Excerpted passage —
Though you can alleviate some of that by using a shared space concept and limiting cars to 15 kilometres an hour outside of the main streets, and 30 in general in residential areas.

by nanne (zwaerdenmaecker@gmail.com) on Tue Jul 21st, 2009 at 04:39:04 AM EST
[ Parent ]
Right now it is not unusual to find speed limits of 50km/h (30mph) in towns, 30km/h (18mph) in residential areas, and lower on occasion (such as, near schools?).

The biggest problem with cars is city planning around car use. I live 800m away from a Supermarket which I can go to by tram (1 stop) or drive to, but I can't walk to. Suburban America is coming to Europe - except in America there is so much space for roads that Riverside, CA had more bike lanes on streets 5 years ago than I expect Madrid to have 5 years from now.

The peak-to-trough part of the business cycle is an outlier. Carnot would have died laughing.

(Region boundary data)
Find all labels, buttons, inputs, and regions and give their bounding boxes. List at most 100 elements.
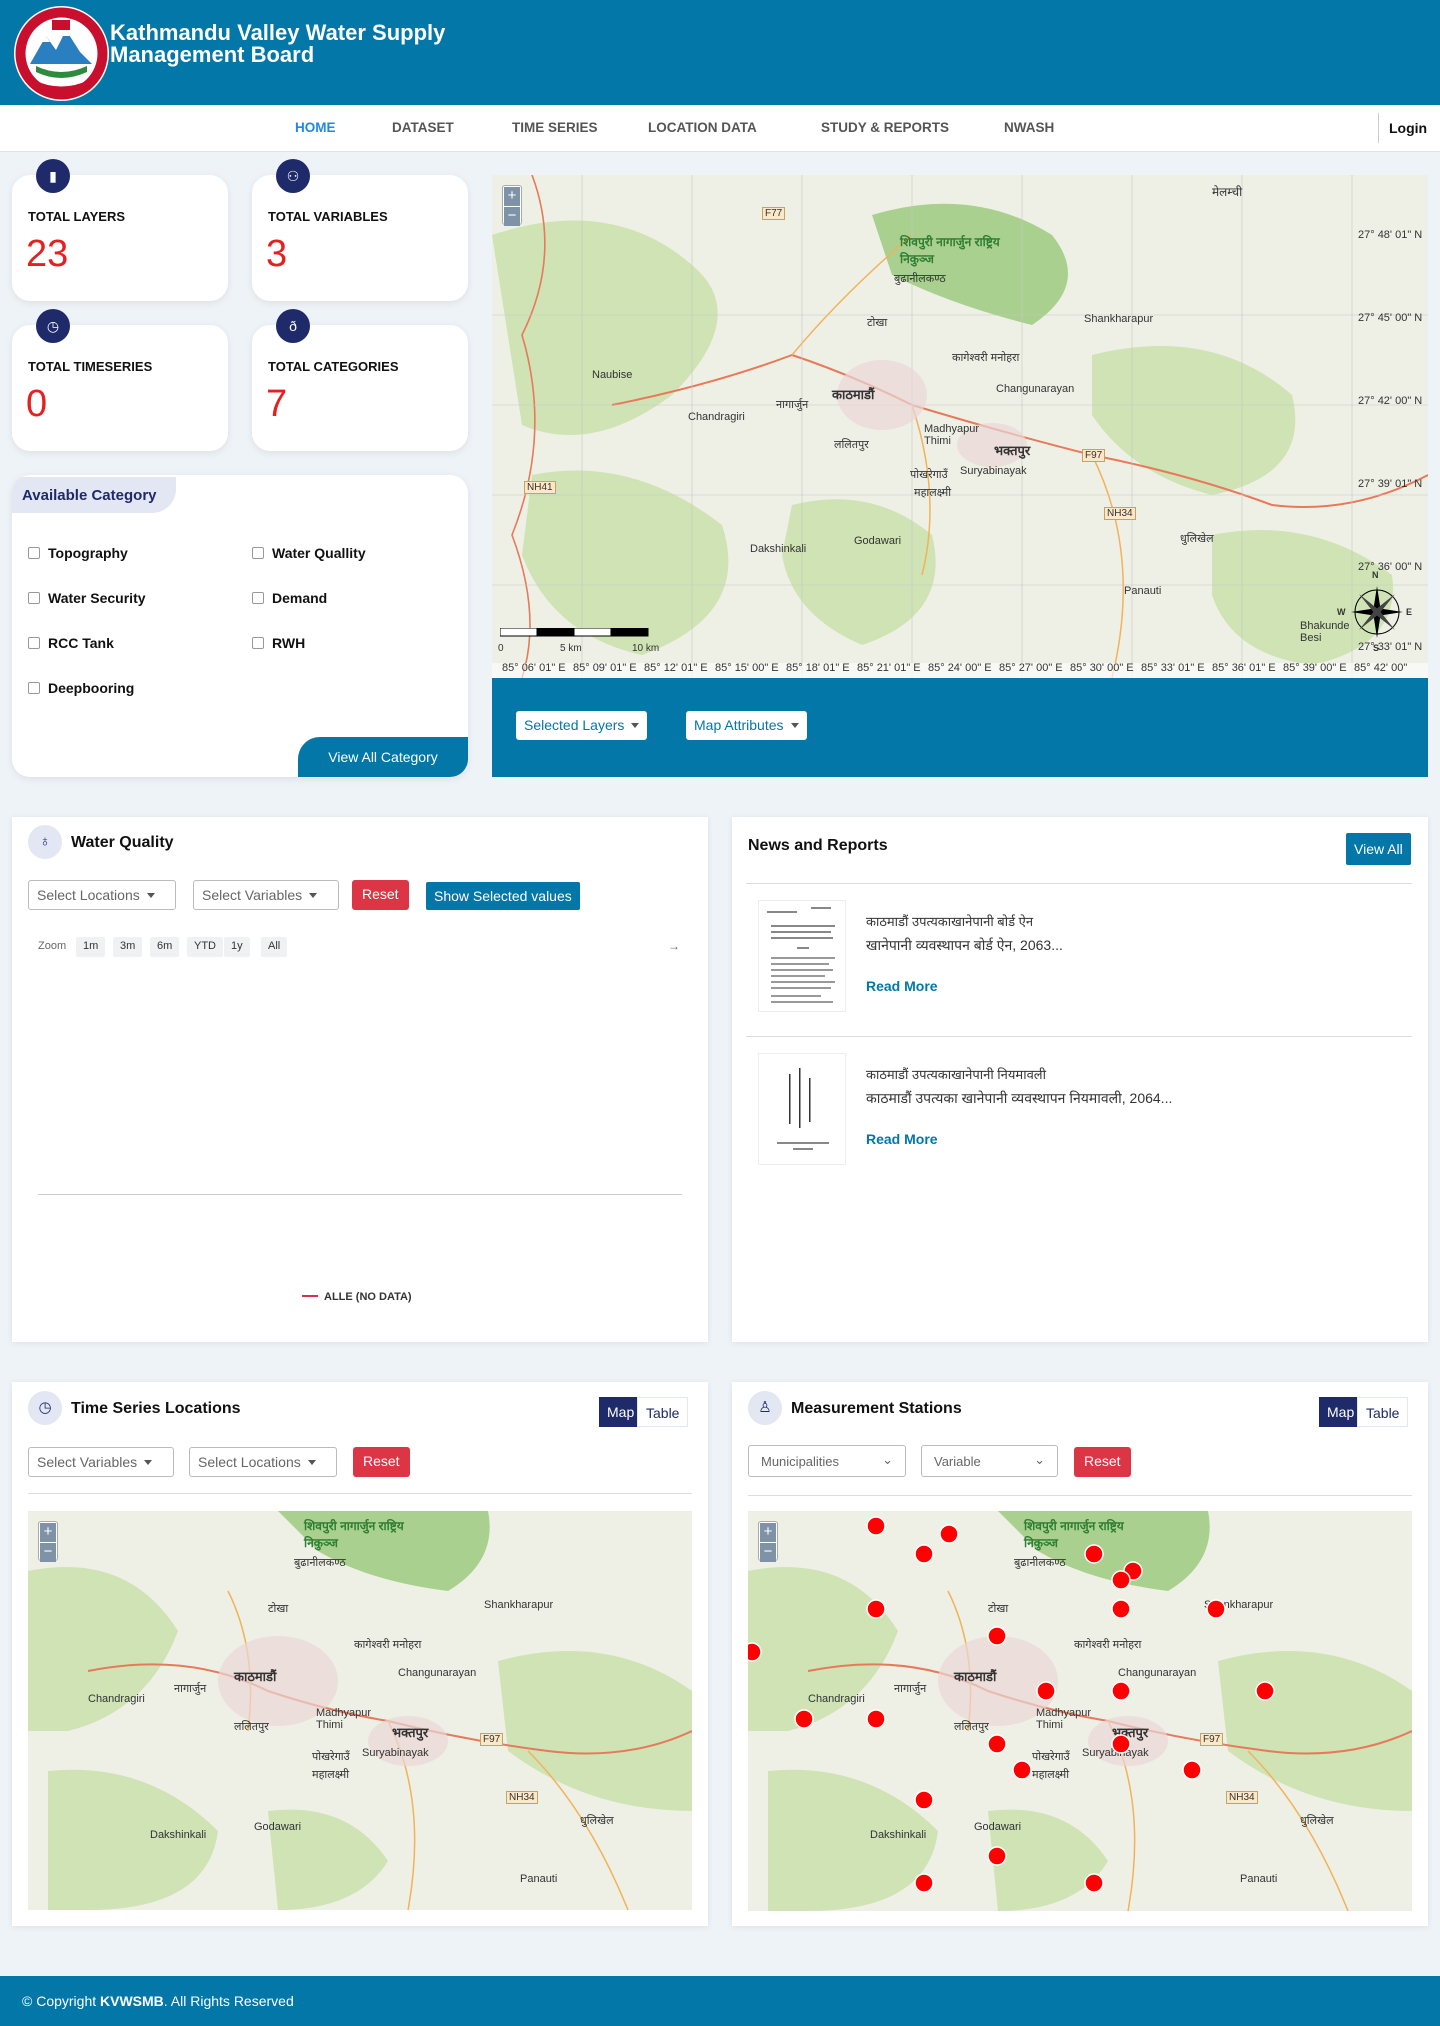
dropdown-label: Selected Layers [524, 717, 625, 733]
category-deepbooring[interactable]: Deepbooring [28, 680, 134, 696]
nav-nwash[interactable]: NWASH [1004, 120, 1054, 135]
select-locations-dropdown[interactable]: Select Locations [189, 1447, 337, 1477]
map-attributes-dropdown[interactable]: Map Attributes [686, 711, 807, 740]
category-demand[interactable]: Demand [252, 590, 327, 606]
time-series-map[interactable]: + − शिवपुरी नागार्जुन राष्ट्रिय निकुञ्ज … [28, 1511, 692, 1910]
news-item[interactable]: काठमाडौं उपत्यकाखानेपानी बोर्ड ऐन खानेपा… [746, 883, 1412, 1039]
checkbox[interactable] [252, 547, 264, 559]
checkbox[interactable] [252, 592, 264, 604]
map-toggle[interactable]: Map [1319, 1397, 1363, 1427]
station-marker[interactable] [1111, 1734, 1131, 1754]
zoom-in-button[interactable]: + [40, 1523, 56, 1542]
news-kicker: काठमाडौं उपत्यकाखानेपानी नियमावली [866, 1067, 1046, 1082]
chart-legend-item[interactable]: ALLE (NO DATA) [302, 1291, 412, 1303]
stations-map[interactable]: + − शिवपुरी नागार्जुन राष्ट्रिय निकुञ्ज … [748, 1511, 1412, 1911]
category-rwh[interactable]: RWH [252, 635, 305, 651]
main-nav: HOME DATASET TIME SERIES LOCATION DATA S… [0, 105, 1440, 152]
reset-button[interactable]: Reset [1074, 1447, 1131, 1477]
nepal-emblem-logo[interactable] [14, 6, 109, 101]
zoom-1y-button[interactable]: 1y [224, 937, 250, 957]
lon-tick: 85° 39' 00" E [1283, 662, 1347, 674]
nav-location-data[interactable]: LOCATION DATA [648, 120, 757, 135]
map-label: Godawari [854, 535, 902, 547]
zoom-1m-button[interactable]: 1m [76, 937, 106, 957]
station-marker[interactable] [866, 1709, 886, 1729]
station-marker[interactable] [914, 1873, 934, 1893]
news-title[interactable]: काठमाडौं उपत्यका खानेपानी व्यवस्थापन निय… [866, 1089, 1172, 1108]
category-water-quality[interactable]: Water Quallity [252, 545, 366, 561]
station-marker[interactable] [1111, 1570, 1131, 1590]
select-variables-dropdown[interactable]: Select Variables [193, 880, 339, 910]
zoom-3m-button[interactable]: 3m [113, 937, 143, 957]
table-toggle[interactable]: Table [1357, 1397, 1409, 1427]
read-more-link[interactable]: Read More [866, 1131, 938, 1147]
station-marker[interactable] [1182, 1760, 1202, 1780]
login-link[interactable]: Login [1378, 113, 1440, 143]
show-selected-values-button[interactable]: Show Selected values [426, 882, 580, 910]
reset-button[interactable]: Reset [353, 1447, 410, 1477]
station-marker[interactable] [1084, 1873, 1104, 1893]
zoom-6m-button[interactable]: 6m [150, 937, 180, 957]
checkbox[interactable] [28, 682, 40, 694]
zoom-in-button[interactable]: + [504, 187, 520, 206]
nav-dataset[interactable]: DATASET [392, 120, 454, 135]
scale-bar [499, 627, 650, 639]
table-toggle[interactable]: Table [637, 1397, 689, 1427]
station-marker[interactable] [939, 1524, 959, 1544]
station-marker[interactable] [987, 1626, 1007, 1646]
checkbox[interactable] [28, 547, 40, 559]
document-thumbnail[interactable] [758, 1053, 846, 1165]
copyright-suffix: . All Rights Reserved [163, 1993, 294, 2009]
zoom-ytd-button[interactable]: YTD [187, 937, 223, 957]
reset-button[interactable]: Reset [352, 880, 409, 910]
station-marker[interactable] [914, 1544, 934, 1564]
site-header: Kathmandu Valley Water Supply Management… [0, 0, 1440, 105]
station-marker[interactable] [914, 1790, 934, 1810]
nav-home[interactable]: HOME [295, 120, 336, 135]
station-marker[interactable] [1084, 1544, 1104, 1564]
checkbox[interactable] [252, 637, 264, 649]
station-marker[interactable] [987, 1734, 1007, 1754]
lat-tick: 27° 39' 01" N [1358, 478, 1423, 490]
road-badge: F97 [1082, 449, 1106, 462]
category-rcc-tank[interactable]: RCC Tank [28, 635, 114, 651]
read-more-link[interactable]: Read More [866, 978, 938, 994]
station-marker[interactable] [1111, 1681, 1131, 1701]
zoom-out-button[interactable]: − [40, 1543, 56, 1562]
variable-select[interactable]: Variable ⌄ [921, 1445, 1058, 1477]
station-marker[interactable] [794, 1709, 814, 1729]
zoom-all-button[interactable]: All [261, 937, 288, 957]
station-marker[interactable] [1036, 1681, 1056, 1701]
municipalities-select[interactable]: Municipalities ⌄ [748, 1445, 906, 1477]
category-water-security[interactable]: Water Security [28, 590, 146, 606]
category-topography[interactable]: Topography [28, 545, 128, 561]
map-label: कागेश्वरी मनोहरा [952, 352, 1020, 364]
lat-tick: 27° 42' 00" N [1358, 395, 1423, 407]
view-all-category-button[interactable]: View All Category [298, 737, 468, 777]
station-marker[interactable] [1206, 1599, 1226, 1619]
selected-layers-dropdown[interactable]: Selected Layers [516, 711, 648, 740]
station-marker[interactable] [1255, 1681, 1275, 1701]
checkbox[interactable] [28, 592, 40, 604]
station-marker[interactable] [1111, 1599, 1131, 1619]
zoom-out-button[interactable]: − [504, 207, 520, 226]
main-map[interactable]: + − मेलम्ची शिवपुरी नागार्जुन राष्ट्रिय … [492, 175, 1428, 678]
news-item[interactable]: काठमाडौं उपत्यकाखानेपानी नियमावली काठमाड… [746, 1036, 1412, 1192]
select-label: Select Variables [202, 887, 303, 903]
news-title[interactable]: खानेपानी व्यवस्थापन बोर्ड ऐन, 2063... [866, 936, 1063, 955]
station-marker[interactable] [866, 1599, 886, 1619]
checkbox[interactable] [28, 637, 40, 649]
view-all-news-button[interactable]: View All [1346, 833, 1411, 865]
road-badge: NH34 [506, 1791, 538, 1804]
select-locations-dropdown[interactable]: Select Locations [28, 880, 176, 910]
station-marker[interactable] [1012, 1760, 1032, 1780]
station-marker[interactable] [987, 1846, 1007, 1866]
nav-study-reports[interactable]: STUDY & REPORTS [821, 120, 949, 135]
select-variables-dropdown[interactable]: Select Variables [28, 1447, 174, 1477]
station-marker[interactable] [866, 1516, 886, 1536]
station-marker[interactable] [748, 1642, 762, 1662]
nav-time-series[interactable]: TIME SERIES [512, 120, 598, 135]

Problems to solve —
**1)** Reproduce everything in the comment on cars and city planning from "by nanne (zwaerdenmaecker@gmail.com)" down to "years from now.".
**2)** Turn only the listing lines from the line containing "dropdown-label: Selected Layers" down to the line containing "chart-legend-item[interactable]: ALLE (NO", with both of those lines included, into a numbered list, and omit any blank lines.
The listing is unrelated to the comment.

Outputs in order —
**1)**
by nanne (zwaerdenmaecker@gmail.com) on Tue Jul 21st, 2009 at 04:39:04 AM EST
[ Parent ]
Right now it is not unusual to find speed limits of 50km/h (30mph) in towns, 30km/h (18mph) in residential areas, and lower on occasion (such as, near schools?).

The biggest problem with cars is city planning around car use. I live 800m away from a Supermarket which I can go to by tram (1 stop) or drive to, but I can't walk to. Suburban America is coming to Europe - except in America there is so much space for roads that Riverside, CA had more bike lanes on streets 5 years ago than I expect Madrid to have 5 years from now.

**2)**
1. dropdown-label: Selected Layers [524, 717, 625, 733]
2. category-deepbooring[interactable]: Deepbooring [28, 680, 134, 696]
3. nav-nwash[interactable]: NWASH [1004, 120, 1054, 135]
4. select-locations-dropdown[interactable]: Select Locations [189, 1447, 337, 1477]
5. map-attributes-dropdown[interactable]: Map Attributes [686, 711, 807, 740]
6. category-demand[interactable]: Demand [252, 590, 327, 606]
7. time-series-map[interactable]: + − शिवपुरी नागार्जुन राष्ट्रिय निकुञ्ज … [28, 1511, 692, 1910]
8. news-item[interactable]: काठमाडौं उपत्यकाखानेपानी बोर्ड ऐन खानेपा… [746, 883, 1412, 1039]
9. checkbox[interactable] [252, 547, 264, 559]
10. checkbox[interactable] [252, 592, 264, 604]
11. map-toggle[interactable]: Map [1319, 1397, 1363, 1427]
12. station-marker[interactable] [1111, 1734, 1131, 1754]
13. zoom-in-button[interactable]: + [40, 1523, 56, 1542]
14. news-kicker: काठमाडौं उपत्यकाखानेपानी नियमावली [866, 1067, 1046, 1082]
15. chart-legend-item[interactable]: ALLE (NO DATA) [302, 1291, 412, 1303]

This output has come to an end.